= Direction =
Write out the records that appear below, verbatim and complete, but without pictures.
[Start of Data provided]
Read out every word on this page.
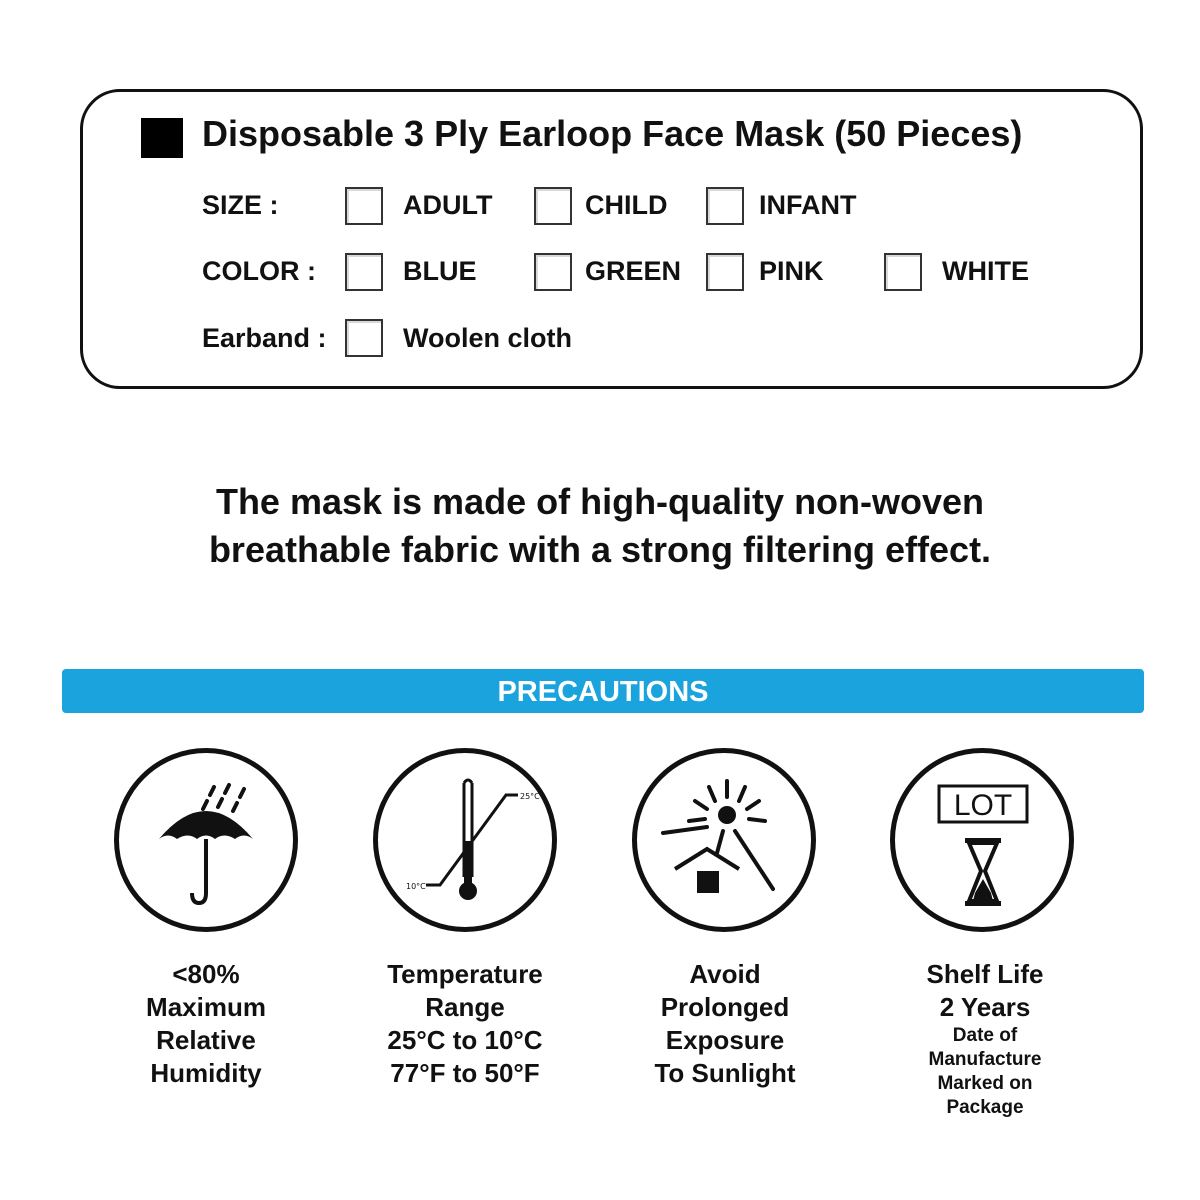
Disposable 3 Ply Earloop Face Mask (50 Pieces)
SIZE :	ADULT	CHILD	INFANT
COLOR :	BLUE	GREEN	PINK	WHITE
Earband :	Woolen cloth
The mask is made of high-quality non-woven
breathable fabric with a strong filtering effect.
PRECAUTIONS
25°C
10°C
LOT
<80%
Maximum
Relative
Humidity
Temperature
Range
25°C to 10°C
77°F to 50°F
Avoid
Prolonged
Exposure
To Sunlight
Shelf Life
2 Years
Date of
Manufacture
Marked on
Package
[End of Data provided]
= Task solution =
Read out every word on this page.
Disposable 3 Ply Earloop Face Mask (50 Pieces)
SIZE :	ADULT	CHILD	INFANT
COLOR :	BLUE	GREEN	PINK	WHITE
Earband :	Woolen cloth
The mask is made of high-quality non-woven
breathable fabric with a strong filtering effect.
PRECAUTIONS
25°C
10°C
LOT
<80%
Maximum
Relative
Humidity
Temperature
Range
25°C to 10°C
77°F to 50°F
Avoid
Prolonged
Exposure
To Sunlight
Shelf Life
2 Years
Date of
Manufacture
Marked on
Package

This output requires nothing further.